**TASK STATEMENT:** Transcribe each record exactly. Include every one.

**STORED ROWS:**
/---

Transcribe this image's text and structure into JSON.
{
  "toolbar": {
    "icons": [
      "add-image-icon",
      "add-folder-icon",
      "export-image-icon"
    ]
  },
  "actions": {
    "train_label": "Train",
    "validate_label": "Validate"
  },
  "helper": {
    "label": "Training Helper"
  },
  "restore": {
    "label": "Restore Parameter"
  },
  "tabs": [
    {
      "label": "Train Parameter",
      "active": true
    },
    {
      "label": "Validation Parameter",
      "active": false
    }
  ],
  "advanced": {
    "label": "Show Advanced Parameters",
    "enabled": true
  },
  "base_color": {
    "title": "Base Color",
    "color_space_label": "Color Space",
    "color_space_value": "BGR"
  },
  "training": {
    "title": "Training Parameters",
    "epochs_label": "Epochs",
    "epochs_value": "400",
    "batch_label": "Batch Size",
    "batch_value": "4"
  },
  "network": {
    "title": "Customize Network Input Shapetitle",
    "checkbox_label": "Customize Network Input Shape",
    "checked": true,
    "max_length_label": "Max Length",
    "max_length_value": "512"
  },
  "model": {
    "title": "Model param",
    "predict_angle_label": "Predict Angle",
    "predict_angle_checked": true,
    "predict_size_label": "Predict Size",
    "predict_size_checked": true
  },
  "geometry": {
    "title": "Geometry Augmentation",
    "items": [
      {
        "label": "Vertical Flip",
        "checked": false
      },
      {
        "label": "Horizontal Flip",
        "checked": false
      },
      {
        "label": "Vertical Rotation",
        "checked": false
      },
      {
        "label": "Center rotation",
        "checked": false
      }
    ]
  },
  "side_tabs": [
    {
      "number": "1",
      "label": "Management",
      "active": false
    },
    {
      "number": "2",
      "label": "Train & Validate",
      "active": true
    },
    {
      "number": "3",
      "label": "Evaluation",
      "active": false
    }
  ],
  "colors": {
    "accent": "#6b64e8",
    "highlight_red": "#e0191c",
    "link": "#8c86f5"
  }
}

\---

**SOLVED EXERCISE:**
Transcribe this image's text and structure into JSON.
{
  "toolbar": {
    "icons": [
      "add-image-icon",
      "add-folder-icon",
      "export-image-icon"
    ]
  },
  "actions": {
    "train_label": "Train",
    "validate_label": "Validate"
  },
  "helper": {
    "label": "Training Helper"
  },
  "restore": {
    "label": "Restore Parameter"
  },
  "tabs": [
    {
      "label": "Train Parameter",
      "active": true
    },
    {
      "label": "Validation Parameter",
      "active": false
    }
  ],
  "advanced": {
    "label": "Show Advanced Parameters",
    "enabled": true
  },
  "base_color": {
    "title": "Base Color",
    "color_space_label": "Color Space",
    "color_space_value": "BGR"
  },
  "training": {
    "title": "Training Parameters",
    "epochs_label": "Epochs",
    "epochs_value": "400",
    "batch_label": "Batch Size",
    "batch_value": "4"
  },
  "network": {
    "title": "Customize Network Input Shapetitle",
    "checkbox_label": "Customize Network Input Shape",
    "checked": true,
    "max_length_label": "Max Length",
    "max_length_value": "512"
  },
  "model": {
    "title": "Model param",
    "predict_angle_label": "Predict Angle",
    "predict_angle_checked": true,
    "predict_size_label": "Predict Size",
    "predict_size_checked": true
  },
  "geometry": {
    "title": "Geometry Augmentation",
    "items": [
      {
        "label": "Vertical Flip",
        "checked": false
      },
      {
        "label": "Horizontal Flip",
        "checked": false
      },
      {
        "label": "Vertical Rotation",
        "checked": false
      },
      {
        "label": "Center rotation",
        "checked": false
      }
    ]
  },
  "side_tabs": [
    {
      "number": "1",
      "label": "Management",
      "active": false
    },
    {
      "number": "2",
      "label": "Train & Validate",
      "active": true
    },
    {
      "number": "3",
      "label": "Evaluation",
      "active": false
    }
  ],
  "colors": {
    "accent": "#6b64e8",
    "highlight_red": "#e0191c",
    "link": "#8c86f5"
  }
}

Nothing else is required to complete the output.